SET TASK:
Write out every entry exactly as it stands.

RECORDS SUPPLIED:
━━━━

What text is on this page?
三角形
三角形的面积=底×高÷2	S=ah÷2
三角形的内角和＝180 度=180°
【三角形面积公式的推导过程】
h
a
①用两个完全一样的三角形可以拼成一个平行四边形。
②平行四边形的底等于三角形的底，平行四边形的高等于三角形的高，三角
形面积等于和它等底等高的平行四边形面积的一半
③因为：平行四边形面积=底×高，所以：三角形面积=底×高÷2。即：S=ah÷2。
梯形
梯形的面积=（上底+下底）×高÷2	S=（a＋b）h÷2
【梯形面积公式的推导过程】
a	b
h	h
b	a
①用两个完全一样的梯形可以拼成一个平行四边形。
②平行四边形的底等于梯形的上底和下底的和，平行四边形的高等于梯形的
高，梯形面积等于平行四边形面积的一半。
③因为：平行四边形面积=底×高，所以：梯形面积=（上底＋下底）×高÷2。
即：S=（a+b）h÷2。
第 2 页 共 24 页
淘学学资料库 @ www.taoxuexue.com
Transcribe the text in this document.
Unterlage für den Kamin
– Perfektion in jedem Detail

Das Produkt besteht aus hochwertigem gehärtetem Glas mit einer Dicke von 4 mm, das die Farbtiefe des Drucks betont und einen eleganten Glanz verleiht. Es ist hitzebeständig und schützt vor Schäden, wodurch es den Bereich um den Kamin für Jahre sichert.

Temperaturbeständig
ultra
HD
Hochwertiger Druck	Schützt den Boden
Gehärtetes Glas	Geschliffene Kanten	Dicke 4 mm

━━━━

TASK RESPONSE:
What text is on this page?
三角形
三角形的面积=底×高÷2	S=ah÷2
三角形的内角和＝180 度=180°
【三角形面积公式的推导过程】
h
a
①用两个完全一样的三角形可以拼成一个平行四边形。
②平行四边形的底等于三角形的底，平行四边形的高等于三角形的高，三角
形面积等于和它等底等高的平行四边形面积的一半
③因为：平行四边形面积=底×高，所以：三角形面积=底×高÷2。即：S=ah÷2。
梯形
梯形的面积=（上底+下底）×高÷2	S=（a＋b）h÷2
【梯形面积公式的推导过程】
a	b
h	h
b	a
①用两个完全一样的梯形可以拼成一个平行四边形。
②平行四边形的底等于梯形的上底和下底的和，平行四边形的高等于梯形的
高，梯形面积等于平行四边形面积的一半。
③因为：平行四边形面积=底×高，所以：梯形面积=（上底＋下底）×高÷2。
即：S=（a+b）h÷2。
第 2 页 共 24 页
淘学学资料库 @ www.taoxuexue.com
Transcribe the text in this document.
Unterlage für den Kamin
– Perfektion in jedem Detail

Das Produkt besteht aus hochwertigem gehärtetem Glas mit einer Dicke von 4 mm, das die Farbtiefe des Drucks betont und einen eleganten Glanz verleiht. Es ist hitzebeständig und schützt vor Schäden, wodurch es den Bereich um den Kamin für Jahre sichert.

Temperaturbeständig
ultra
HD
Hochwertiger Druck	Schützt den Boden
Gehärtetes Glas	Geschliffene Kanten	Dicke 4 mm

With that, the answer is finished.